[EXERCISE REQUIREMENTS]: Select the lines of the records containing the word "this" and list them.

Data entries:
━━━━━━
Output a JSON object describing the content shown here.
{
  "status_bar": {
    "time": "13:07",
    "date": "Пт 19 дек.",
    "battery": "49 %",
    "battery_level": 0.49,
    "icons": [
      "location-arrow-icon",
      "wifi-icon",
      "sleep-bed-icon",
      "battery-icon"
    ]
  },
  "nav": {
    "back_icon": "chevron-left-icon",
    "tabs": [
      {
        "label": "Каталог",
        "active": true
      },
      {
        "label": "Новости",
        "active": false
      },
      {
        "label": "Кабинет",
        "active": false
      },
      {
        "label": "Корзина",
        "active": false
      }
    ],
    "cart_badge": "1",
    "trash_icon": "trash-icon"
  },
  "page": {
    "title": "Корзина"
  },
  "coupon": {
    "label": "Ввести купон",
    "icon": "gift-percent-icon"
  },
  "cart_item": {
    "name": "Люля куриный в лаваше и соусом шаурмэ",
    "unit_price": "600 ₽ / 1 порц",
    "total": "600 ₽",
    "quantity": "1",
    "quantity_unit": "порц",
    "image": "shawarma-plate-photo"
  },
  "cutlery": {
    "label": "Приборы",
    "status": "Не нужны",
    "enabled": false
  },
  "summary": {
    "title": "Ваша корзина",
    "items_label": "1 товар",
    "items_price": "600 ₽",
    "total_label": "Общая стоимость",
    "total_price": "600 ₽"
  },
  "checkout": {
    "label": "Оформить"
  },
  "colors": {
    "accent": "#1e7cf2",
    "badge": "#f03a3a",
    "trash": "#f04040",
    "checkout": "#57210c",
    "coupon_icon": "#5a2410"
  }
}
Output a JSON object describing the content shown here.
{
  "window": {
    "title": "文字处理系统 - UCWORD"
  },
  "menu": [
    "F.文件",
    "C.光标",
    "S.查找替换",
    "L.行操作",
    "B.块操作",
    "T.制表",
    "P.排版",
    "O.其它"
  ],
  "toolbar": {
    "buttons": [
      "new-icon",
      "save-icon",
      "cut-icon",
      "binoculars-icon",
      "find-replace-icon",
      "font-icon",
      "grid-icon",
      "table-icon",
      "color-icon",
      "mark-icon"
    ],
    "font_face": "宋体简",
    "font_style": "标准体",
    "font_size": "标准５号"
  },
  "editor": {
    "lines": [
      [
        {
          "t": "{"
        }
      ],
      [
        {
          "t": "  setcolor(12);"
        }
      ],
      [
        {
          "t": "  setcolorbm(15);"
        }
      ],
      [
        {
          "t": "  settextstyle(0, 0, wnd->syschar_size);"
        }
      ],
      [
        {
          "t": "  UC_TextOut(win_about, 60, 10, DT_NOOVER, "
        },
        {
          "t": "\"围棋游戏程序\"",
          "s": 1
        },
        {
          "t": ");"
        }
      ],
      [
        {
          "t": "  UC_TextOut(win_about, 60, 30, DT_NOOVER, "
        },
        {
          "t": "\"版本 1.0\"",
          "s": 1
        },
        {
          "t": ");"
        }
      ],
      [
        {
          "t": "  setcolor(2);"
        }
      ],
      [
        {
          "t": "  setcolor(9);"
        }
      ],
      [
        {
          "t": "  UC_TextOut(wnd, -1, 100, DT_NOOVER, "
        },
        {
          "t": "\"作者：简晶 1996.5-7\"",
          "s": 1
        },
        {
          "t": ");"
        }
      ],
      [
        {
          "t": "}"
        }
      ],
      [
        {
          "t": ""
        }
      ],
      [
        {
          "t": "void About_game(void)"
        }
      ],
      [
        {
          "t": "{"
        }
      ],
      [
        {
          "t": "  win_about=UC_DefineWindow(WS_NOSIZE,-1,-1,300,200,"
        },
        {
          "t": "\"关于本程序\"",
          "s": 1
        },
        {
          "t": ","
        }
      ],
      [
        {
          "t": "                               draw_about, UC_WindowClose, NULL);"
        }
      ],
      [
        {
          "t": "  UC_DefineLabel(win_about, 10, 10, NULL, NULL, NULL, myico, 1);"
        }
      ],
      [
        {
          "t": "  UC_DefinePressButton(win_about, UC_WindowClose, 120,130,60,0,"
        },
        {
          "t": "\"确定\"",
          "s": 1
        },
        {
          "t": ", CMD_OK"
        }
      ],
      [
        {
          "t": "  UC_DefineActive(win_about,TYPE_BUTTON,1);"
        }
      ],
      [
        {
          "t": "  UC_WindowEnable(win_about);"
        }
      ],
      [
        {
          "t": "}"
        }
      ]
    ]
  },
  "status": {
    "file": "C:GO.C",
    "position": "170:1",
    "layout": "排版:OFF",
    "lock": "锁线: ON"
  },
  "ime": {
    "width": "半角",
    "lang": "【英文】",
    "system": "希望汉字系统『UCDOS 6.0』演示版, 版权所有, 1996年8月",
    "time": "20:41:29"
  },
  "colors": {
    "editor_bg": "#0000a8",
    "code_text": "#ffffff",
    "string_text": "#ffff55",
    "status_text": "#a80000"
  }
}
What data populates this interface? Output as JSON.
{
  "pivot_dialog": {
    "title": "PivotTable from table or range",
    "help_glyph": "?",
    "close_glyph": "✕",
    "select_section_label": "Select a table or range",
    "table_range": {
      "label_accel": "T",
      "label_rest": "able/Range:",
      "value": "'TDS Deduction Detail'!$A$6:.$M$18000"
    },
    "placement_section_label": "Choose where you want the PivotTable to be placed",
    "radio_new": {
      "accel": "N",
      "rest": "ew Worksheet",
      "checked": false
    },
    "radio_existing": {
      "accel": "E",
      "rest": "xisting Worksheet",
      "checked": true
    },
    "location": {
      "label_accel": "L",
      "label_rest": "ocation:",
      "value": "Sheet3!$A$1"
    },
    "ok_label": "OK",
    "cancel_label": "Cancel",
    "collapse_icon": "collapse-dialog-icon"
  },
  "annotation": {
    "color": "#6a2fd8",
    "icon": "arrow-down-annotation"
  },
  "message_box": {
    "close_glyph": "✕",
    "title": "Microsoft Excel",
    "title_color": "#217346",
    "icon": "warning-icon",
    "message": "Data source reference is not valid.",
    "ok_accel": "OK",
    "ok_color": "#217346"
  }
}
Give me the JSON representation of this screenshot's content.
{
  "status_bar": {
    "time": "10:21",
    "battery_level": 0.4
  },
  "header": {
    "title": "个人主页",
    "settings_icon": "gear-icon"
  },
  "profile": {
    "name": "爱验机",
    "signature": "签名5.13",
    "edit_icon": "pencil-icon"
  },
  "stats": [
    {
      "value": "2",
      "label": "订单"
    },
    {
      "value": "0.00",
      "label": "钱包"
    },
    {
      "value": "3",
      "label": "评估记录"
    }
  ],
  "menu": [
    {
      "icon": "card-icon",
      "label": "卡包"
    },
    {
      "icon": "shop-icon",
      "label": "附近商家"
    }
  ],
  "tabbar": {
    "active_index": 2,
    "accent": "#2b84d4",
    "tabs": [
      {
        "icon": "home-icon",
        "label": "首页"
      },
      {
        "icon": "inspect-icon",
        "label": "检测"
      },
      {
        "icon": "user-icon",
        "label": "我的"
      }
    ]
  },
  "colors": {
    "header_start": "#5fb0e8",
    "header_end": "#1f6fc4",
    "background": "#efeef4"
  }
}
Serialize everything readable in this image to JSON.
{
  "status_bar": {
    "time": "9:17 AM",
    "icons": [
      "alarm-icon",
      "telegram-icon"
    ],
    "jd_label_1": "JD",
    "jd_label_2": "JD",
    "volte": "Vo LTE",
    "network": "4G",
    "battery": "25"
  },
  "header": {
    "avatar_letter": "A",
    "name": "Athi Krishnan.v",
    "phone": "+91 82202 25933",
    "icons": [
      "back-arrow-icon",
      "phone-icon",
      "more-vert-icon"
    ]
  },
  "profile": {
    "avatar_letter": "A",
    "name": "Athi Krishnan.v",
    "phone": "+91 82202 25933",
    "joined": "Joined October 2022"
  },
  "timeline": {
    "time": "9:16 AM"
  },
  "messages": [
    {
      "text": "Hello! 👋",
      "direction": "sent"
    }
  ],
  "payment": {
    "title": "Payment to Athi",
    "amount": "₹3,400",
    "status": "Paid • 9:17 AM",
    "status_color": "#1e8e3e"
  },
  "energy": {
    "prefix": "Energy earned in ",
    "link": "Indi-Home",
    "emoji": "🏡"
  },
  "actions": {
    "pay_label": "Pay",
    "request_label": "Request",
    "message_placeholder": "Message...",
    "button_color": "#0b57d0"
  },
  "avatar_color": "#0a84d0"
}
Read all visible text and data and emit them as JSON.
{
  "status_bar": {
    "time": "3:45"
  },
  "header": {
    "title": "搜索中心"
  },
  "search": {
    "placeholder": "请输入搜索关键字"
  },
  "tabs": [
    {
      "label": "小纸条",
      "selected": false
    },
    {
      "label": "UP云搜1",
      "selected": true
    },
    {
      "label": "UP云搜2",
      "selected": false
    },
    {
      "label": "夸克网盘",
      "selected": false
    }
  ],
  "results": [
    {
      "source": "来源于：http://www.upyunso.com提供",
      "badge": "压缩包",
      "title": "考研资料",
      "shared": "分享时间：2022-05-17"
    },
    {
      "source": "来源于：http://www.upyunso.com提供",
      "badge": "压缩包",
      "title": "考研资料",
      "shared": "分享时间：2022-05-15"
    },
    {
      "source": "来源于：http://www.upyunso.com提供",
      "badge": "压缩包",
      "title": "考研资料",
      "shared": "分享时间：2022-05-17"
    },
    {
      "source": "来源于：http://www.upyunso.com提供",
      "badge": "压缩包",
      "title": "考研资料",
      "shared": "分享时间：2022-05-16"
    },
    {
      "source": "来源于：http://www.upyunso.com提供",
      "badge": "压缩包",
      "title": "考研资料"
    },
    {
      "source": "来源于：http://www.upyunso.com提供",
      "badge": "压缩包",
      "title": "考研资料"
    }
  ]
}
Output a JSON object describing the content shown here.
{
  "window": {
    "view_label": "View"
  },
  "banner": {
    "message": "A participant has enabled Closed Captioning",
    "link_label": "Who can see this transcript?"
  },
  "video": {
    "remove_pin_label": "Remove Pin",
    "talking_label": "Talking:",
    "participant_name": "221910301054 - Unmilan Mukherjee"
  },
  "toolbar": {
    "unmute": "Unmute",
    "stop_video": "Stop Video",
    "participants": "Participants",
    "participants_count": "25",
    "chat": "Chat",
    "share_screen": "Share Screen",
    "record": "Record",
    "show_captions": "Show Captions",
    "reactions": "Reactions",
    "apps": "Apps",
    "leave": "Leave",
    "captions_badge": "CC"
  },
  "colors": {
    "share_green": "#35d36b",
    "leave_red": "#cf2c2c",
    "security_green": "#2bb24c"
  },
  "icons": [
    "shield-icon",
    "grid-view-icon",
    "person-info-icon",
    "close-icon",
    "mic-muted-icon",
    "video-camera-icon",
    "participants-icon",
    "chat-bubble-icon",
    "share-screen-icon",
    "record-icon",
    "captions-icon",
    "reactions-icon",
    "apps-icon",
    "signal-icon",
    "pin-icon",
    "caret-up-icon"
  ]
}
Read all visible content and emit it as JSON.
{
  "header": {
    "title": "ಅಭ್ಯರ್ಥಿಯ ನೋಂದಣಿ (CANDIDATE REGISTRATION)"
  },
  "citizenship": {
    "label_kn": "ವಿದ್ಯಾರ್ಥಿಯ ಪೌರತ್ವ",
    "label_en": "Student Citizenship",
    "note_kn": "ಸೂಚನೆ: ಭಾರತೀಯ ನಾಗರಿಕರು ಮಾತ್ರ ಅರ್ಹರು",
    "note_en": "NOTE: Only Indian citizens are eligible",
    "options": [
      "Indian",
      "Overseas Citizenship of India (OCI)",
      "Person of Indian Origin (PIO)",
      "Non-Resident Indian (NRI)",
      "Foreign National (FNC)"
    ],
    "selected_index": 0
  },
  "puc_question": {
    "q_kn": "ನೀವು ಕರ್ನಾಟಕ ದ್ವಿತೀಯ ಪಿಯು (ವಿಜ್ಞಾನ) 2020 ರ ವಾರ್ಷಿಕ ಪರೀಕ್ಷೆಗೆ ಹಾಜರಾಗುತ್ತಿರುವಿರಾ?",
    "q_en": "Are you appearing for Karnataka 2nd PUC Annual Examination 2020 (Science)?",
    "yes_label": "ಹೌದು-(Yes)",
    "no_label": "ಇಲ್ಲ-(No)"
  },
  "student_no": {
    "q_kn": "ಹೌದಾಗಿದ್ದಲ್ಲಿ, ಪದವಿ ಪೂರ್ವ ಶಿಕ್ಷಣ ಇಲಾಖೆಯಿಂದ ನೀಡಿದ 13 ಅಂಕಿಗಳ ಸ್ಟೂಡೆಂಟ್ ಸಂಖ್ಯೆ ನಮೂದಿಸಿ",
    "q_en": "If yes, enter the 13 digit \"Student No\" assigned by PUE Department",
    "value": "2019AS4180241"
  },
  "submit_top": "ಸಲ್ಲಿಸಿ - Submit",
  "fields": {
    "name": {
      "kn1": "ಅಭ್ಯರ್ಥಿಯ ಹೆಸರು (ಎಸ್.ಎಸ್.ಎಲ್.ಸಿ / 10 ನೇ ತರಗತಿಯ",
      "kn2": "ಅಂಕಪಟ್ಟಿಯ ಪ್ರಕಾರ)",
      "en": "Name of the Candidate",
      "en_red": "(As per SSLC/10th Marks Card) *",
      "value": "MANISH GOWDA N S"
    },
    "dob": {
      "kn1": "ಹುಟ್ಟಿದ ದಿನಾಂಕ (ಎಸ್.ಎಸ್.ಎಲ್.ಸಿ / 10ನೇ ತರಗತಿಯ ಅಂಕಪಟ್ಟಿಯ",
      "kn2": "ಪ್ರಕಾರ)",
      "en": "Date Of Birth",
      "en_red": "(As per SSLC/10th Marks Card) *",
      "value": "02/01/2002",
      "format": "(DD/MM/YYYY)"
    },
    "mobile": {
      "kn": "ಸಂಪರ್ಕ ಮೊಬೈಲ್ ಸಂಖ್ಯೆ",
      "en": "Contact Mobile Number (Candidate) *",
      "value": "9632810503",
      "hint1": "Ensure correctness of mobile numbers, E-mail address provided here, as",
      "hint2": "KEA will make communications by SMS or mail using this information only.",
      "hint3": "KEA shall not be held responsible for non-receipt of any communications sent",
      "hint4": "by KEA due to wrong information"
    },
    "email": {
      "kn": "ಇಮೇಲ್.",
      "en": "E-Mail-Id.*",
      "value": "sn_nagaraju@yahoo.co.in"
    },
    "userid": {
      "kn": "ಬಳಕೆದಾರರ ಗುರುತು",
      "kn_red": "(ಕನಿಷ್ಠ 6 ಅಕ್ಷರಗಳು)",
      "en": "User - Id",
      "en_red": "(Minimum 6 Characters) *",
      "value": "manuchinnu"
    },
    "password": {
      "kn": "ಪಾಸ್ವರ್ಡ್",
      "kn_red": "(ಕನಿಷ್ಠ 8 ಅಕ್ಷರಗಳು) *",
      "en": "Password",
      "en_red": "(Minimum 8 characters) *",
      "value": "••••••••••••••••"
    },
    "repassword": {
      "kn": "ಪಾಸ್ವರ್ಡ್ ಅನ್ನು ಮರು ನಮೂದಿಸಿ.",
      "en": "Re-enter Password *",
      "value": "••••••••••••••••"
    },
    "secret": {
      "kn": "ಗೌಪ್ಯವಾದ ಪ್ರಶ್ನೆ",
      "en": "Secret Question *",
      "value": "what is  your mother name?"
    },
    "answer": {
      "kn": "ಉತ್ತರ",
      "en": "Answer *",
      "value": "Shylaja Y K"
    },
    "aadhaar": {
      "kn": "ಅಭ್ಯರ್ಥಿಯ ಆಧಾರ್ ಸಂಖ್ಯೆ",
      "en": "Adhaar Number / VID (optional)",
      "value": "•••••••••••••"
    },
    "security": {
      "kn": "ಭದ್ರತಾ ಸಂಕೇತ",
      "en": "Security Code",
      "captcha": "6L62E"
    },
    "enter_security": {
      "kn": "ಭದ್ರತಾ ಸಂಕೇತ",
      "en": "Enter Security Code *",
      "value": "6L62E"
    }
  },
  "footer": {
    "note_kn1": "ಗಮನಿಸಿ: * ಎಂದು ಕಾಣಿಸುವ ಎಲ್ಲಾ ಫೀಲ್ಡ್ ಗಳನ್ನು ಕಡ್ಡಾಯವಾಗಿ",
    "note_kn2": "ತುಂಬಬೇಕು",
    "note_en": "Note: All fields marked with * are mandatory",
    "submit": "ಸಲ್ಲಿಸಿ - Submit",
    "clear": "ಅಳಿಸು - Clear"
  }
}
━━━━━━
[REPLY]:
What data populates this interface? Output as JSON.
Give me the JSON representation of this screenshot's content.
Serialize everything readable in this image to JSON.
    "link_label": "Who can see this transcript?"
      "hint2": "KEA will make communications by SMS or mail using this information only.",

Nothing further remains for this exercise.